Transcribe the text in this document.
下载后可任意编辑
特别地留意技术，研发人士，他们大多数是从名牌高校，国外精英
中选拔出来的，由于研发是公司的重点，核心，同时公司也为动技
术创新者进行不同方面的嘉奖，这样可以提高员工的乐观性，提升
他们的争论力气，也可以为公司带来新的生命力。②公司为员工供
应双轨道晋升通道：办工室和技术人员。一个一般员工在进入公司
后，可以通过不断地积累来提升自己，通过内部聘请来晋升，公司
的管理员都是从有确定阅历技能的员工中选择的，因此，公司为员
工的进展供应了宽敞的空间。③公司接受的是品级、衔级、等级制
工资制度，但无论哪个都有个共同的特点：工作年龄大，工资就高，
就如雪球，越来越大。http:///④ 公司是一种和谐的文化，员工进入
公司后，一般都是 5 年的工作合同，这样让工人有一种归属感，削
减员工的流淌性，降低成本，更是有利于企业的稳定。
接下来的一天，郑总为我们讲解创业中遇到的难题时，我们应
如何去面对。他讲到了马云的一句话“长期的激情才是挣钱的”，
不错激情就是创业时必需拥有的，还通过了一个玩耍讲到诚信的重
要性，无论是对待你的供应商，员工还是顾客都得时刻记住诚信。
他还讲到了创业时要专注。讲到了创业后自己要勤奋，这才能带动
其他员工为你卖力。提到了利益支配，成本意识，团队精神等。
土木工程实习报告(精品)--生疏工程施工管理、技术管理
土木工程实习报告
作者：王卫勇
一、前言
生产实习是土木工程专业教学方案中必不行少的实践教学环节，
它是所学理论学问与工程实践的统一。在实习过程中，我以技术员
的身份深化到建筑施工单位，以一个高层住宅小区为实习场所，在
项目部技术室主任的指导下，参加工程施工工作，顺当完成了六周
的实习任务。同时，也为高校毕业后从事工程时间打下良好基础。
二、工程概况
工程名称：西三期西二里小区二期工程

### Stated exercise
Extract every entry above as it appears.

### Task answer
Transcribe the text in this document.
下载后可任意编辑
特别地留意技术，研发人士，他们大多数是从名牌高校，国外精英
中选拔出来的，由于研发是公司的重点，核心，同时公司也为动技
术创新者进行不同方面的嘉奖，这样可以提高员工的乐观性，提升
他们的争论力气，也可以为公司带来新的生命力。②公司为员工供
应双轨道晋升通道：办工室和技术人员。一个一般员工在进入公司
后，可以通过不断地积累来提升自己，通过内部聘请来晋升，公司
的管理员都是从有确定阅历技能的员工中选择的，因此，公司为员
工的进展供应了宽敞的空间。③公司接受的是品级、衔级、等级制
工资制度，但无论哪个都有个共同的特点：工作年龄大，工资就高，
就如雪球，越来越大。http:///④ 公司是一种和谐的文化，员工进入
公司后，一般都是 5 年的工作合同，这样让工人有一种归属感，削
减员工的流淌性，降低成本，更是有利于企业的稳定。
接下来的一天，郑总为我们讲解创业中遇到的难题时，我们应
如何去面对。他讲到了马云的一句话“长期的激情才是挣钱的”，
不错激情就是创业时必需拥有的，还通过了一个玩耍讲到诚信的重
要性，无论是对待你的供应商，员工还是顾客都得时刻记住诚信。
他还讲到了创业时要专注。讲到了创业后自己要勤奋，这才能带动
其他员工为你卖力。提到了利益支配，成本意识，团队精神等。
土木工程实习报告(精品)--生疏工程施工管理、技术管理
土木工程实习报告
作者：王卫勇
一、前言
生产实习是土木工程专业教学方案中必不行少的实践教学环节，
它是所学理论学问与工程实践的统一。在实习过程中，我以技术员
的身份深化到建筑施工单位，以一个高层住宅小区为实习场所，在
项目部技术室主任的指导下，参加工程施工工作，顺当完成了六周
的实习任务。同时，也为高校毕业后从事工程时间打下良好基础。
二、工程概况
工程名称：西三期西二里小区二期工程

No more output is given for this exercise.